• **Raw records**:
....

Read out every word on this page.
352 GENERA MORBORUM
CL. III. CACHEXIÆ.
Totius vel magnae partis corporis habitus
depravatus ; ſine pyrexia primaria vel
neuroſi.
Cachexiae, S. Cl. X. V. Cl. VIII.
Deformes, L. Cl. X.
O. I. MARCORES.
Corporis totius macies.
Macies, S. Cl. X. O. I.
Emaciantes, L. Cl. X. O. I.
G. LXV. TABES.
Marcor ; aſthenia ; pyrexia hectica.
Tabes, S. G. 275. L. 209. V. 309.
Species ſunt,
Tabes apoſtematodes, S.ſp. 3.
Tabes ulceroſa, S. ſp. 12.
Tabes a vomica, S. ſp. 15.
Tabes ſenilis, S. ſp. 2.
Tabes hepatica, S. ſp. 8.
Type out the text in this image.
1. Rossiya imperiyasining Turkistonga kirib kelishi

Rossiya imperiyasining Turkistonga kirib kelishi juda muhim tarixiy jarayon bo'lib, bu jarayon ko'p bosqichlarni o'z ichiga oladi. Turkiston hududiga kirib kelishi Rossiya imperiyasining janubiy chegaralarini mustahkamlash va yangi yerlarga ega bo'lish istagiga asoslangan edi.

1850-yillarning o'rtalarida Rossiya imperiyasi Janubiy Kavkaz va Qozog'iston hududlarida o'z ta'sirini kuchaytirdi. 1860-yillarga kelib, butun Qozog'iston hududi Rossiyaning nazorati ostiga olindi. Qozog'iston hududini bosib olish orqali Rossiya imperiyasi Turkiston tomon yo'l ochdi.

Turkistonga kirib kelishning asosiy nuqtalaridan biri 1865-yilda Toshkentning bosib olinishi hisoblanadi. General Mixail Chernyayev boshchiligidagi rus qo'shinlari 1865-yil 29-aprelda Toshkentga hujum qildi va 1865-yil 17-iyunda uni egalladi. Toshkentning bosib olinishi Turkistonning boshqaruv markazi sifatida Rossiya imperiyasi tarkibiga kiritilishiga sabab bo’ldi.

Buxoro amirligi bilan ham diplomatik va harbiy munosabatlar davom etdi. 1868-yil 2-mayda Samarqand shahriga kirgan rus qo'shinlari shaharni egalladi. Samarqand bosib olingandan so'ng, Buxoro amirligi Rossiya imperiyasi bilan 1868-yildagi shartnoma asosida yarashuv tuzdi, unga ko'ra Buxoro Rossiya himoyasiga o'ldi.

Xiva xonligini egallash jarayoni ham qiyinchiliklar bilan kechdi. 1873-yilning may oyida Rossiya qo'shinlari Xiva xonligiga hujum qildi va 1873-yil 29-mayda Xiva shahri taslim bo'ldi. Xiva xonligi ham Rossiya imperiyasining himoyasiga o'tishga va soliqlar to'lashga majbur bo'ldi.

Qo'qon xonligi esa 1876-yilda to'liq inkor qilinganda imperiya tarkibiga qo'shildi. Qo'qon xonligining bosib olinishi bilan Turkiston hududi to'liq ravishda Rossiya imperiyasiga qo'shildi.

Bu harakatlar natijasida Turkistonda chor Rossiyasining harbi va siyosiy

....

• **SHORT PROBLEM**: From the records above, extract every entry verbatim.

• **ANSWER TO THE PROBLEM**:
Read out every word on this page.
352 GENERA MORBORUM
CL. III. CACHEXIÆ.
Totius vel magnae partis corporis habitus
depravatus ; ſine pyrexia primaria vel
neuroſi.
Cachexiae, S. Cl. X. V. Cl. VIII.
Deformes, L. Cl. X.
O. I. MARCORES.
Corporis totius macies.
Macies, S. Cl. X. O. I.
Emaciantes, L. Cl. X. O. I.
G. LXV. TABES.
Marcor ; aſthenia ; pyrexia hectica.
Tabes, S. G. 275. L. 209. V. 309.
Species ſunt,
Tabes apoſtematodes, S.ſp. 3.
Tabes ulceroſa, S. ſp. 12.
Tabes a vomica, S. ſp. 15.
Tabes ſenilis, S. ſp. 2.
Tabes hepatica, S. ſp. 8.
Type out the text in this image.
1. Rossiya imperiyasining Turkistonga kirib kelishi

Rossiya imperiyasining Turkistonga kirib kelishi juda muhim tarixiy jarayon bo'lib, bu jarayon ko'p bosqichlarni o'z ichiga oladi. Turkiston hududiga kirib kelishi Rossiya imperiyasining janubiy chegaralarini mustahkamlash va yangi yerlarga ega bo'lish istagiga asoslangan edi.

1850-yillarning o'rtalarida Rossiya imperiyasi Janubiy Kavkaz va Qozog'iston hududlarida o'z ta'sirini kuchaytirdi. 1860-yillarga kelib, butun Qozog'iston hududi Rossiyaning nazorati ostiga olindi. Qozog'iston hududini bosib olish orqali Rossiya imperiyasi Turkiston tomon yo'l ochdi.

Turkistonga kirib kelishning asosiy nuqtalaridan biri 1865-yilda Toshkentning bosib olinishi hisoblanadi. General Mixail Chernyayev boshchiligidagi rus qo'shinlari 1865-yil 29-aprelda Toshkentga hujum qildi va 1865-yil 17-iyunda uni egalladi. Toshkentning bosib olinishi Turkistonning boshqaruv markazi sifatida Rossiya imperiyasi tarkibiga kiritilishiga sabab bo’ldi.

Buxoro amirligi bilan ham diplomatik va harbiy munosabatlar davom etdi. 1868-yil 2-mayda Samarqand shahriga kirgan rus qo'shinlari shaharni egalladi. Samarqand bosib olingandan so'ng, Buxoro amirligi Rossiya imperiyasi bilan 1868-yildagi shartnoma asosida yarashuv tuzdi, unga ko'ra Buxoro Rossiya himoyasiga o'ldi.

Xiva xonligini egallash jarayoni ham qiyinchiliklar bilan kechdi. 1873-yilning may oyida Rossiya qo'shinlari Xiva xonligiga hujum qildi va 1873-yil 29-mayda Xiva shahri taslim bo'ldi. Xiva xonligi ham Rossiya imperiyasining himoyasiga o'tishga va soliqlar to'lashga majbur bo'ldi.

Qo'qon xonligi esa 1876-yilda to'liq inkor qilinganda imperiya tarkibiga qo'shildi. Qo'qon xonligining bosib olinishi bilan Turkiston hududi to'liq ravishda Rossiya imperiyasiga qo'shildi.

Bu harakatlar natijasida Turkistonda chor Rossiyasining harbi va siyosiy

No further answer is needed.